Requirements: Rewrite all of the material below, swapping "rotating dome" for "rotary dome" and keeping everything else unchanged. Omit the pictures from your answer.

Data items
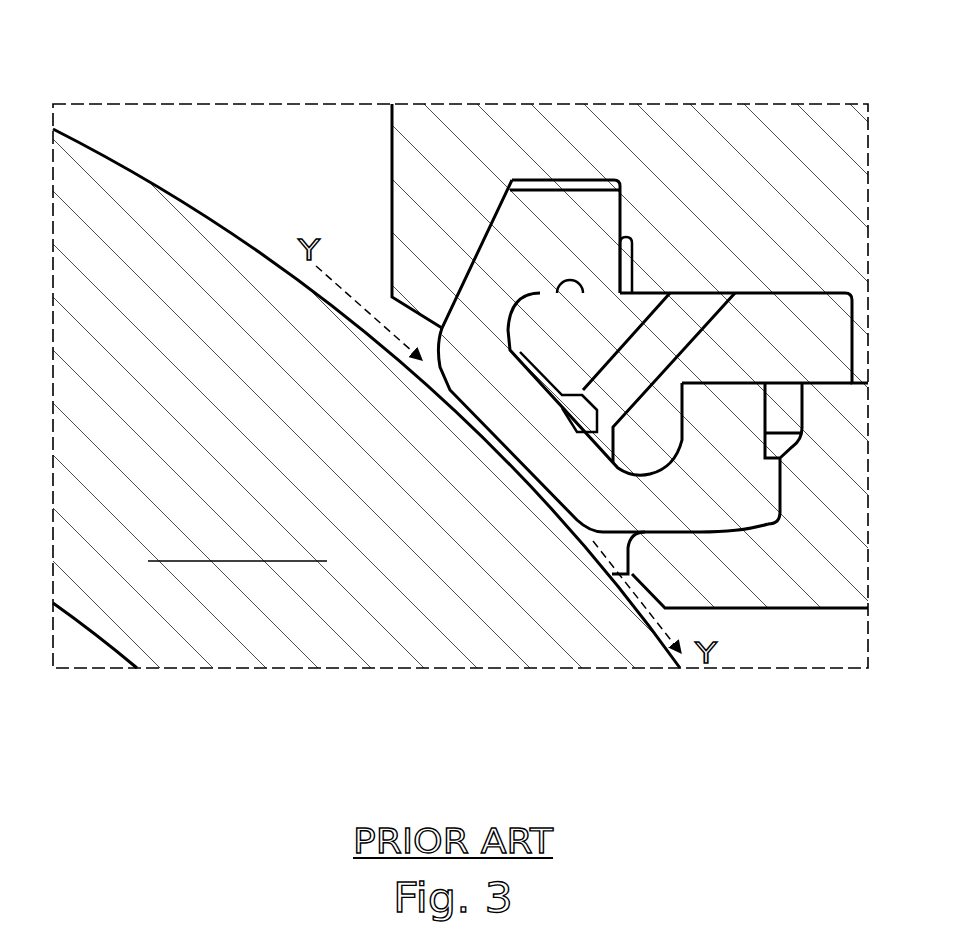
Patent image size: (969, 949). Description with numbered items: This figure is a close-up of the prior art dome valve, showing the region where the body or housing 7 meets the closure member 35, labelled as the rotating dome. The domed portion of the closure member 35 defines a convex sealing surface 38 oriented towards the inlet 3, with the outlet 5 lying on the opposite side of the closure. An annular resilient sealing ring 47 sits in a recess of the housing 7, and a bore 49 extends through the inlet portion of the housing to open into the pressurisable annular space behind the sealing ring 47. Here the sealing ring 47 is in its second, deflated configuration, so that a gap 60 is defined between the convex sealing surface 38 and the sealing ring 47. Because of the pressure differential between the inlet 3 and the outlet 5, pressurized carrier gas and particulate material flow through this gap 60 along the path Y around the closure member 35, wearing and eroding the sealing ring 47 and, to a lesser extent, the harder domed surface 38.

The inlet 3 is at (307, 121).
The outlet 5 is at (56, 752).
The body or housing 7 is at (429, 187).
The closure member 35 is at (247, 511).
The convex sealing surface 38 is at (260, 258).
The sealing ring 47 is at (728, 415).
The bore 49 is at (685, 317).
The gap 60 is at (502, 450).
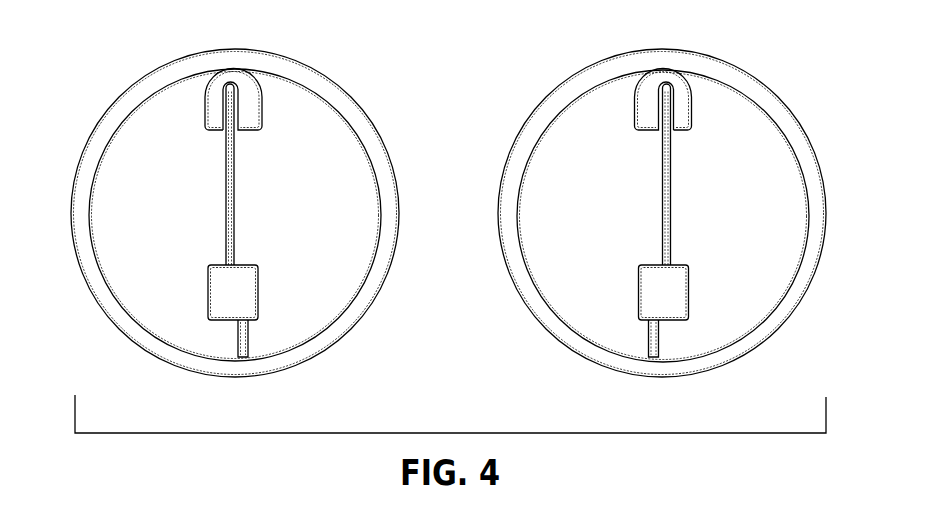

Result of the task:
Patent image size: (969, 949). Description with numbered items: This figure is a close-up of the prior art dome valve, showing the region where the body or housing 7 meets the closure member 35, labelled as the rotary dome. The domed portion of the closure member 35 defines a convex sealing surface 38 oriented towards the inlet 3, with the outlet 5 lying on the opposite side of the closure. An annular resilient sealing ring 47 sits in a recess of the housing 7, and a bore 49 extends through the inlet portion of the housing to open into the pressurisable annular space behind the sealing ring 47. Here the sealing ring 47 is in its second, deflated configuration, so that a gap 60 is defined between the convex sealing surface 38 and the sealing ring 47. Because of the pressure differential between the inlet 3 and the outlet 5, pressurized carrier gas and particulate material flow through this gap 60 along the path Y around the closure member 35, wearing and eroding the sealing ring 47 and, to a lesser extent, the harder domed surface 38.

The inlet 3 is at (307, 121).
The outlet 5 is at (56, 752).
The body or housing 7 is at (429, 187).
The closure member 35 is at (247, 511).
The convex sealing surface 38 is at (260, 258).
The sealing ring 47 is at (728, 415).
The bore 49 is at (685, 317).
The gap 60 is at (502, 450).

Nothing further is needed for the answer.